» **MATERIALS PROVIDED**:
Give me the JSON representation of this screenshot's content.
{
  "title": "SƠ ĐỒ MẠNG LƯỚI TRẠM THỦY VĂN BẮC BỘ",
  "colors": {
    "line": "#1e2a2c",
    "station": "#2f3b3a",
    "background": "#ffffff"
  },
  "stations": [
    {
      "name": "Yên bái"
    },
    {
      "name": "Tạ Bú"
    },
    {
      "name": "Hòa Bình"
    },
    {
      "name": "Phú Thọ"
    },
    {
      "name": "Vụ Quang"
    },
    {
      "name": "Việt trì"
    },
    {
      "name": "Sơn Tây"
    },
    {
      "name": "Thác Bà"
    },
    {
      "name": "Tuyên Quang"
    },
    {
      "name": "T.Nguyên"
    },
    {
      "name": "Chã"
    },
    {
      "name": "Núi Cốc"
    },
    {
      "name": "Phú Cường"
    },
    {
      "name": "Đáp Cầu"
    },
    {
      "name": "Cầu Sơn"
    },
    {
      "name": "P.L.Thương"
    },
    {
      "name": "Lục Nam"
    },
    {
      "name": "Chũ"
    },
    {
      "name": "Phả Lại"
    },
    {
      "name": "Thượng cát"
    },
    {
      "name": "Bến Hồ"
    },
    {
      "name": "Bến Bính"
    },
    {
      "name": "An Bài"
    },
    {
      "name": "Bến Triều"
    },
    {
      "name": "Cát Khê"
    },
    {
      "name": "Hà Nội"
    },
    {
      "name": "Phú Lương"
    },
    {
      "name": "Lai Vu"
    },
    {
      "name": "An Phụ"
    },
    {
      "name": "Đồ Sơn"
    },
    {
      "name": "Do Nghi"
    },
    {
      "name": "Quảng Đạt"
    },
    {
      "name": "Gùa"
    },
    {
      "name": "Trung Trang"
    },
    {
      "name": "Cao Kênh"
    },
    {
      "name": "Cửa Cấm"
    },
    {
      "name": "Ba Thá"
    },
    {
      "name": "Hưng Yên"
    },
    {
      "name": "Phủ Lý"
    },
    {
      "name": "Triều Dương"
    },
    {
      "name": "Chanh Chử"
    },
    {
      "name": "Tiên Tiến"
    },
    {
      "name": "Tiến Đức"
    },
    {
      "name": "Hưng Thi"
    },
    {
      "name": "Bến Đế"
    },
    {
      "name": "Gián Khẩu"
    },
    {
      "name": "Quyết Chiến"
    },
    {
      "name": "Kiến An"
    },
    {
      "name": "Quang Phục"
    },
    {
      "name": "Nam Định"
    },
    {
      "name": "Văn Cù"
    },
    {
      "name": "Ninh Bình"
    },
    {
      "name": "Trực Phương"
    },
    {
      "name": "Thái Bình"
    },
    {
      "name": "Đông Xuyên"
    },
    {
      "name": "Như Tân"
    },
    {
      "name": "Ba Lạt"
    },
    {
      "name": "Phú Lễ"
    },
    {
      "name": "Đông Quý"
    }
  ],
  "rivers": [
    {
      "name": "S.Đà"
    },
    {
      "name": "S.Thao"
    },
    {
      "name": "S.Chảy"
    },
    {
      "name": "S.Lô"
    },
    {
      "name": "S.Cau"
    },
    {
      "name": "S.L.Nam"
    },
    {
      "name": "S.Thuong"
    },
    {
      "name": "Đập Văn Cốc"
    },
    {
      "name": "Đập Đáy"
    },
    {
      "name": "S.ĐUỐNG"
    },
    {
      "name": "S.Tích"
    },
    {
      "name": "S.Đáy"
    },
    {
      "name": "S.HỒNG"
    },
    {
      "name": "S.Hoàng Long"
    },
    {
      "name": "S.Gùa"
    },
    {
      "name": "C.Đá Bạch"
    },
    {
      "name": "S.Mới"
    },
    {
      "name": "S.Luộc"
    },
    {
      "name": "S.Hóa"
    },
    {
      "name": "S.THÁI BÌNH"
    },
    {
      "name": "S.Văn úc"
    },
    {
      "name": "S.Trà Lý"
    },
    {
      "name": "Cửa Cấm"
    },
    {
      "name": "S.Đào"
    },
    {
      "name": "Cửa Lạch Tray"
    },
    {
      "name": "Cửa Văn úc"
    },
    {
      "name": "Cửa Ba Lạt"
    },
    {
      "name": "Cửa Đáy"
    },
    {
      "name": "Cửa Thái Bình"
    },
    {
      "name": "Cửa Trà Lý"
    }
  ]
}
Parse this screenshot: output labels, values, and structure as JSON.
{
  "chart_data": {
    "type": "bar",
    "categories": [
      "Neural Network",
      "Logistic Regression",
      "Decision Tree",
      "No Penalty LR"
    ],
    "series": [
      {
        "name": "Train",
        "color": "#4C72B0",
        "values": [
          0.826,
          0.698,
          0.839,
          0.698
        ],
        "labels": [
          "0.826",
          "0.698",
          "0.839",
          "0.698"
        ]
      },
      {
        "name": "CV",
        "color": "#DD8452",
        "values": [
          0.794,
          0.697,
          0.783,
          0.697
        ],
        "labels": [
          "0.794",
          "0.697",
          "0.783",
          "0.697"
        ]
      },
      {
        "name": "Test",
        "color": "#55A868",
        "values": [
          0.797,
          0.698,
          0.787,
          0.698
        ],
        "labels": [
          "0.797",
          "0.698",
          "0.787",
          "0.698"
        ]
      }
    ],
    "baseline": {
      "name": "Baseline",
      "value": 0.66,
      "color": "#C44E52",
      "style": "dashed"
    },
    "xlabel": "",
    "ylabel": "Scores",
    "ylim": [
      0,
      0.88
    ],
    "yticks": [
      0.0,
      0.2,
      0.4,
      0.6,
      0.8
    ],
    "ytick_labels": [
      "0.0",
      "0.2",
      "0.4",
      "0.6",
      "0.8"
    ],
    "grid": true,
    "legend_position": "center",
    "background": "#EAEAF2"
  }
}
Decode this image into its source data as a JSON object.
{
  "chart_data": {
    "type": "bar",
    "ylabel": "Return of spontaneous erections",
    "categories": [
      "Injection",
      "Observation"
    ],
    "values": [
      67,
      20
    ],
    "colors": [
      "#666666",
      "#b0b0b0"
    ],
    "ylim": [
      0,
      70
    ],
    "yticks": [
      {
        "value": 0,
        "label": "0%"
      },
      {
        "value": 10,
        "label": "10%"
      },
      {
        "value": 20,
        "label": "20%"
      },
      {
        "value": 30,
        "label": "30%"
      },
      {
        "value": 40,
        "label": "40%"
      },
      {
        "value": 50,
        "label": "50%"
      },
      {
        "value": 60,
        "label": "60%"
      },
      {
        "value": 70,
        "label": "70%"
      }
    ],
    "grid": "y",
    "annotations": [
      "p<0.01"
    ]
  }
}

» **GOAL**:
Show each line in the entries that holds the string "Quang".

» **EXERCISE SOLUTION**:
      "name": "Vụ Quang"
      "name": "Tuyên Quang"
      "name": "Quang Phục"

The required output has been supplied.